─── Trecho da página ───

Produção de citros cresce, mas demanda recua
Safra de citros tem boa produtividade no Estado
Foto: Pixabay
A citricultura do Rio Grande do Sul apresenta boas condições produtivas, mas enfrenta dificuldades na comercialização em algumas regiões. Conforme o Informativo Conjuntural divulgado nesta quinta-feira (25) pela Emater/RS-Ascar, os pomares da região administrativa de Caxias do Sul estão em bom estado geral, com produtividade variando entre as propriedades. Os produtores realizaram tratamentos fitossanitários e adubações de cobertura, enquanto as plantas usadas para cobertura do solo, como aveia e azevém, seguem em desenvolvimento. As variedades precoces estão em colheita, porém os comerciantes relatam baixa movimentação nas vendas. A bergamota Caí varia entre R$ 1,50 e R$ 2,00/kg, assim como a Ponkan e a laranja umbigo, enquanto a laranja para suco é comercializada a R$ 1,25/kg e a laranja do Céu chega a R$ 2,00/kg.

───

#### Enunciado:
Dê continuidade ao texto sobre a safra de citros no Rio Grande do Sul, começando logo após a última frase. As linhas abaixo provêm de outra fonte.

─── Material fornecido ───

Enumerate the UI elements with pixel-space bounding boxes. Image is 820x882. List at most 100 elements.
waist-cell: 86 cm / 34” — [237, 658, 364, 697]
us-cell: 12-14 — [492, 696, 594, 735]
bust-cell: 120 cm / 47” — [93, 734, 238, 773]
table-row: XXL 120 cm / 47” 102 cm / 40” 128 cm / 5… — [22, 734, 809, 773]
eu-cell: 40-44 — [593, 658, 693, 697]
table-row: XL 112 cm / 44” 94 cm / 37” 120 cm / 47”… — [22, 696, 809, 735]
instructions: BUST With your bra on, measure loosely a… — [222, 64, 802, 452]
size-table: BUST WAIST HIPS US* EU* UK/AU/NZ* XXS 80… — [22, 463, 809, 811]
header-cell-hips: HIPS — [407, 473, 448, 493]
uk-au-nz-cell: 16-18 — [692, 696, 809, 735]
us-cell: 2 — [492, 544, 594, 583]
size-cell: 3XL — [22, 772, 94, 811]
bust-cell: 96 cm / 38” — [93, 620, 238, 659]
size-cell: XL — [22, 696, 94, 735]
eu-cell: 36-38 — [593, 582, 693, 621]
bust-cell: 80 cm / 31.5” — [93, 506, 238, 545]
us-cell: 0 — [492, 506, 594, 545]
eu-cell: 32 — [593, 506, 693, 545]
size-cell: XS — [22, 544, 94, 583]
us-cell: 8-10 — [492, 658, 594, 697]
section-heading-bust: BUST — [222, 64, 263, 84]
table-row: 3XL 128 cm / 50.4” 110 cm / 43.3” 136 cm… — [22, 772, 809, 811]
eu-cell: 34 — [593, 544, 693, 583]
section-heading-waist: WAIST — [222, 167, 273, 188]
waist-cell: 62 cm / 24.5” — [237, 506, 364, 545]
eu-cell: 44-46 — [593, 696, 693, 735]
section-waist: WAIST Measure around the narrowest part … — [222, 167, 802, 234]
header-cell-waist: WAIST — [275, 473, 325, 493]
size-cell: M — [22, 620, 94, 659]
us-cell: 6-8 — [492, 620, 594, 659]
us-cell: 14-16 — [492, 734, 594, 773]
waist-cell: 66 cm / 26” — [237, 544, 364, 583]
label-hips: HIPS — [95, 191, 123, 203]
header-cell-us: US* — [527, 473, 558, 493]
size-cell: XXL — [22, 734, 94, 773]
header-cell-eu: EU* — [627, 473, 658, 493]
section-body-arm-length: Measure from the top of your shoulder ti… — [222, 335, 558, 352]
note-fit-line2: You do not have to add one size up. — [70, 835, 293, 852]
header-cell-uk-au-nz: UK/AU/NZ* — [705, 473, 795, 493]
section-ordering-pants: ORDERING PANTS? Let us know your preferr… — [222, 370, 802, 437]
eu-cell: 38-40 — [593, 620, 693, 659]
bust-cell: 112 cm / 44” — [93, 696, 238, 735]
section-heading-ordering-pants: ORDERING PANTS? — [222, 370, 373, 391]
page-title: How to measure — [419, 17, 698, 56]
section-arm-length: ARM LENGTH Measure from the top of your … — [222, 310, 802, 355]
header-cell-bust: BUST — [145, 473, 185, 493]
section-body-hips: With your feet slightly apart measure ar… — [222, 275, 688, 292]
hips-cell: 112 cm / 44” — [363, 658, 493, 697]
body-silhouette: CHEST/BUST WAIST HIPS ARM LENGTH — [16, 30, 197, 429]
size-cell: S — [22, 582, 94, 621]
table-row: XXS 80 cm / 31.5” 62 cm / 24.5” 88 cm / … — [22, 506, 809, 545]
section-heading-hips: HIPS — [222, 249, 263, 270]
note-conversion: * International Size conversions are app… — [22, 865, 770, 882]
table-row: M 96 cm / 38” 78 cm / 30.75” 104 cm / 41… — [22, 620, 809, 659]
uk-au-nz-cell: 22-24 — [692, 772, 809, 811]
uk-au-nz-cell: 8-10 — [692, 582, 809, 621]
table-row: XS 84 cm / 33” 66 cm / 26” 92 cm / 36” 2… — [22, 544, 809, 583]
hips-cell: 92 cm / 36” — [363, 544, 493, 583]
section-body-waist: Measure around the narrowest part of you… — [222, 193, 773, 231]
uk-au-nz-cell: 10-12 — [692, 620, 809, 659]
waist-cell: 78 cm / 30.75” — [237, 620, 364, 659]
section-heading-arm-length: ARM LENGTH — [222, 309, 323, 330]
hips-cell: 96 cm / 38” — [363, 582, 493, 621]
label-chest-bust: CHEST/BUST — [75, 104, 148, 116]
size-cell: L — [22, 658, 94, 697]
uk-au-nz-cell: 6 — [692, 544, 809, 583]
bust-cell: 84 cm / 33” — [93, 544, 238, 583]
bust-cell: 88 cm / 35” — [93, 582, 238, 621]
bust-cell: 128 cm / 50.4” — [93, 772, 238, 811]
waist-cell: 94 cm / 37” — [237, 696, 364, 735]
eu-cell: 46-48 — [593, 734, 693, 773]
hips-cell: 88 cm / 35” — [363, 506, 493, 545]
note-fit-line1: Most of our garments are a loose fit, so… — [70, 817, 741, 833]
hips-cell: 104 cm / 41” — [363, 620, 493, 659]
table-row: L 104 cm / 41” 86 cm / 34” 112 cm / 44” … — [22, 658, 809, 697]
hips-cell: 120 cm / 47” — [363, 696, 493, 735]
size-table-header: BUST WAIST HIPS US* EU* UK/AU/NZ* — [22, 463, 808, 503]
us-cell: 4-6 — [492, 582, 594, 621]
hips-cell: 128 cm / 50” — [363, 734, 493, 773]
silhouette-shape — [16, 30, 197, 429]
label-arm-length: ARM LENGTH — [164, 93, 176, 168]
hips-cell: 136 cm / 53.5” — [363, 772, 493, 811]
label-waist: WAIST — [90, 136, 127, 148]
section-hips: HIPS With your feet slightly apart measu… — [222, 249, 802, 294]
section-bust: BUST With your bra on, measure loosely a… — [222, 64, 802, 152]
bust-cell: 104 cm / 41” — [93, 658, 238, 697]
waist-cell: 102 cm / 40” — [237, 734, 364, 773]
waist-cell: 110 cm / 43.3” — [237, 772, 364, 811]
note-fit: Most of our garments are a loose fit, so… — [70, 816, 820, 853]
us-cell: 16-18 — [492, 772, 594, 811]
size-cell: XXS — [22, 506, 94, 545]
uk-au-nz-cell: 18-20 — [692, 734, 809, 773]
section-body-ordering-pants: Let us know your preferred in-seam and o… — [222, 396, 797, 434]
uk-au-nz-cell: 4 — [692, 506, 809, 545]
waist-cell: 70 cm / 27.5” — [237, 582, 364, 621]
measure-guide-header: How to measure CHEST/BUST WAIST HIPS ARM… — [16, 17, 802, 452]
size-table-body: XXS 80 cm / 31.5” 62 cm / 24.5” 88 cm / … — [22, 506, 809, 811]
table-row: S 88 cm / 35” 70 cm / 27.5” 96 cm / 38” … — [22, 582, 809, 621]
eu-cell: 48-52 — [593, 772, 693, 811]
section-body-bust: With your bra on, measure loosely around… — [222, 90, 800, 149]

───

#### Resposta da tarefa:
Na região administrativa de Erechim, a estimativa de produtividade para 2026 é de 32 toneladas por hectare. Algumas variedades de laranja iniciaram o processo de amarelecimento, e há interesse comercial pelas cultivares Salustiana, Iapar e Umbigo Navelina. Apesar disso, os produtores consideram os preços baixos, com valores em torno de R$ 0,40/kg. A colheita da laranja Valência destinada à indústria está prevista para o fim de julho, enquanto frutas de ciclo médio aguardam uma possível abertura de compras por parte das indústrias durante o mês de junho.
Na região de Santa Maria, a colheita da bergamota Ponkan segue em andamento.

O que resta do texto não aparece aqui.